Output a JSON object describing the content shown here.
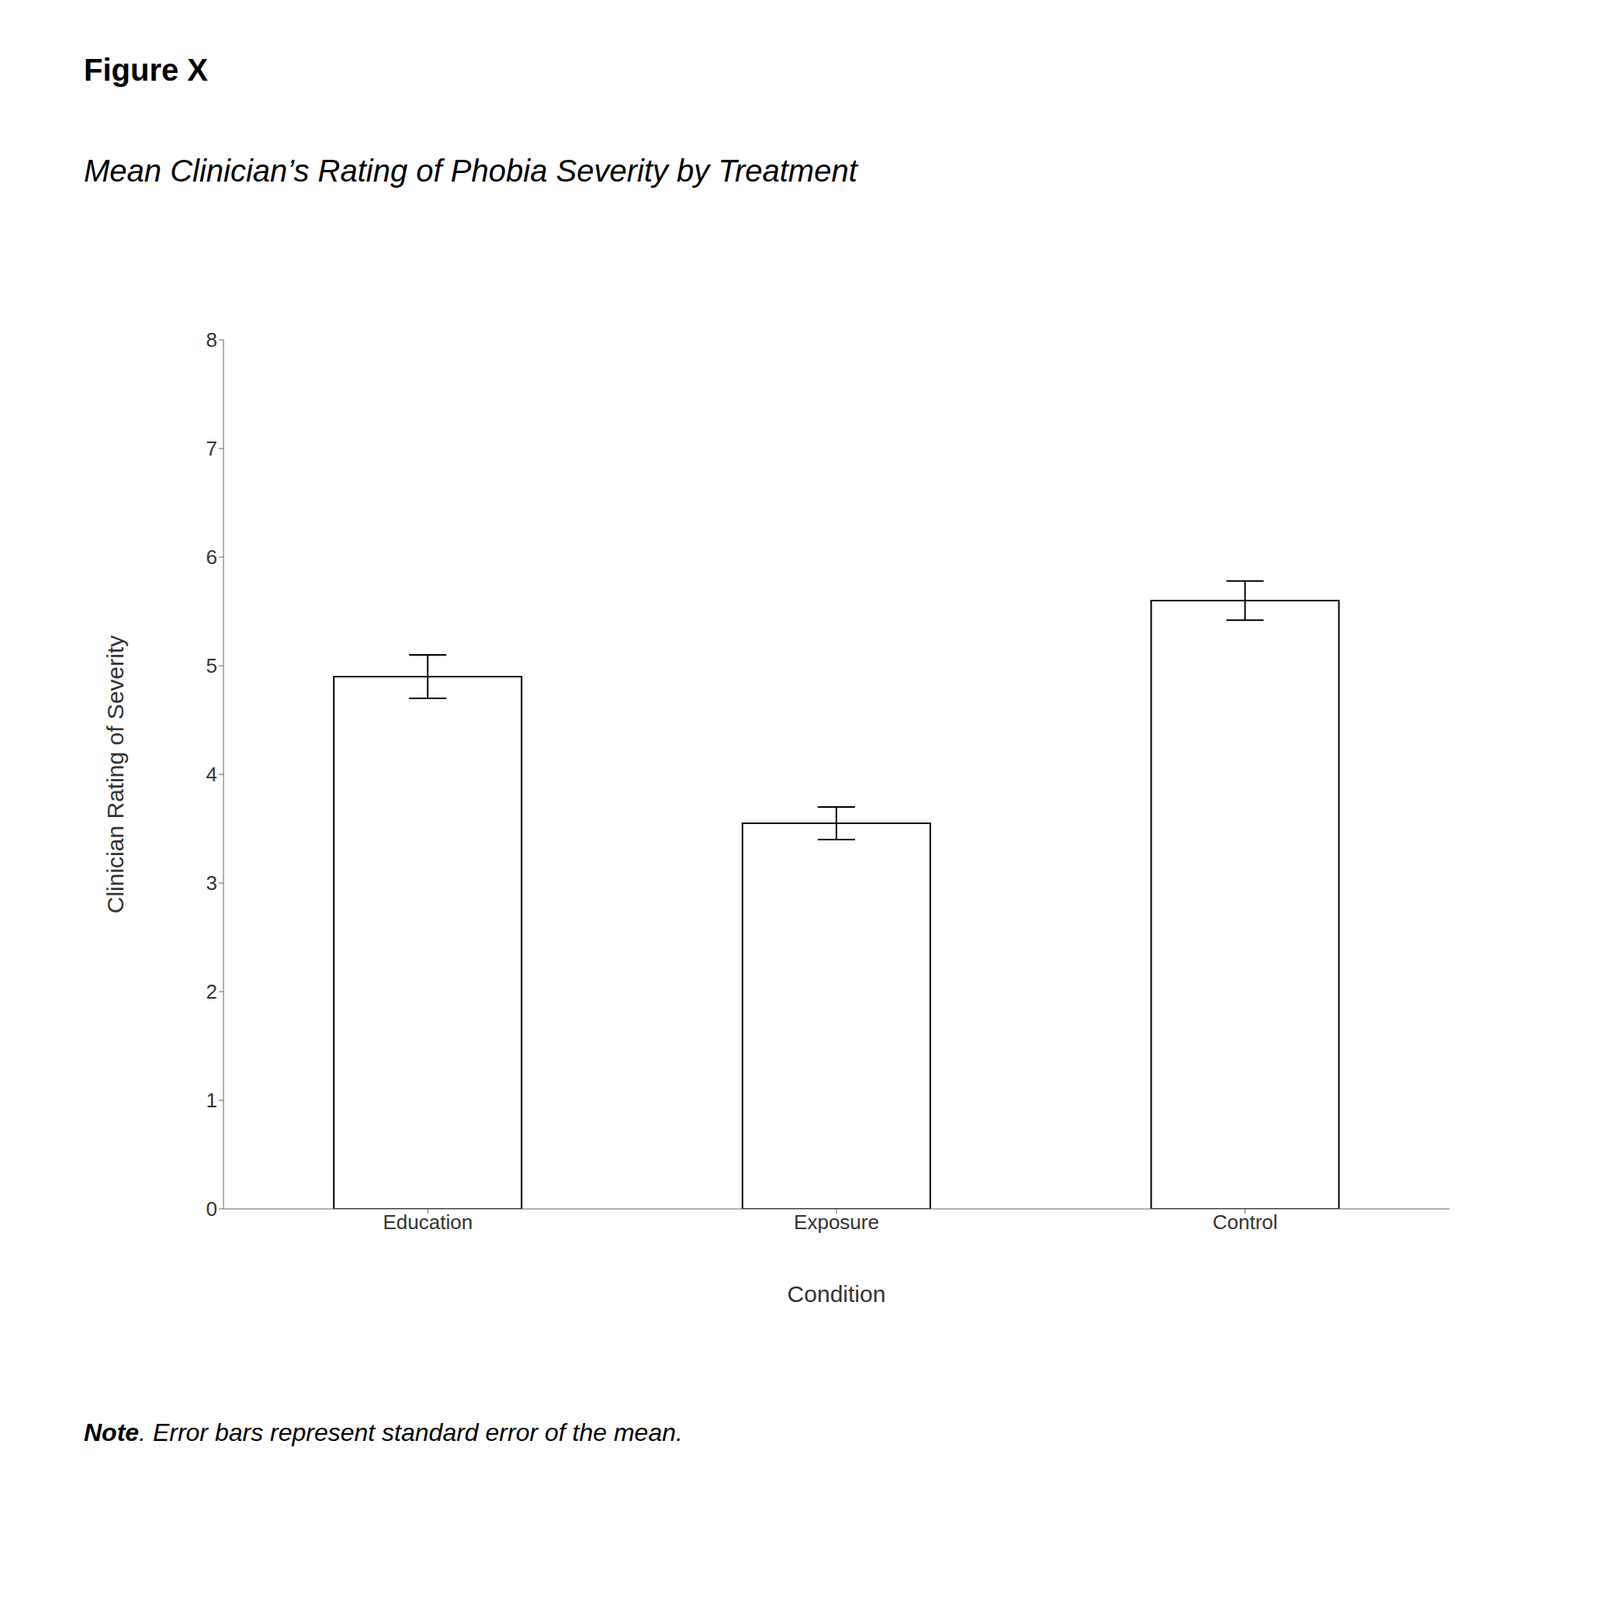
{
  "chart_data": {
    "type": "bar",
    "title": "Mean Clinician’s Rating of Phobia Severity by Treatment",
    "annotations": [
      "Figure X",
      "Note. Error bars represent standard error of the mean."
    ],
    "categories": [
      "Education",
      "Exposure",
      "Control"
    ],
    "values": [
      4.9,
      3.55,
      5.6
    ],
    "errors": [
      0.2,
      0.15,
      0.18
    ],
    "xlabel": "Condition",
    "ylabel": "Clinician Rating of Severity",
    "ylim": [
      0,
      8
    ],
    "yticks": [
      0,
      1,
      2,
      3,
      4,
      5,
      6,
      7,
      8
    ],
    "color": "#ffffff",
    "grid": false
  }
}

> TASK DETAILS
Pictures excluded, quote all the data above exactly.

> SOLUTION TO THE PROBLEM
Output a JSON object describing the content shown here.
{
  "chart_data": {
    "type": "bar",
    "title": "Mean Clinician’s Rating of Phobia Severity by Treatment",
    "annotations": [
      "Figure X",
      "Note. Error bars represent standard error of the mean."
    ],
    "categories": [
      "Education",
      "Exposure",
      "Control"
    ],
    "values": [
      4.9,
      3.55,
      5.6
    ],
    "errors": [
      0.2,
      0.15,
      0.18
    ],
    "xlabel": "Condition",
    "ylabel": "Clinician Rating of Severity",
    "ylim": [
      0,
      8
    ],
    "yticks": [
      0,
      1,
      2,
      3,
      4,
      5,
      6,
      7,
      8
    ],
    "color": "#ffffff",
    "grid": false
  }
}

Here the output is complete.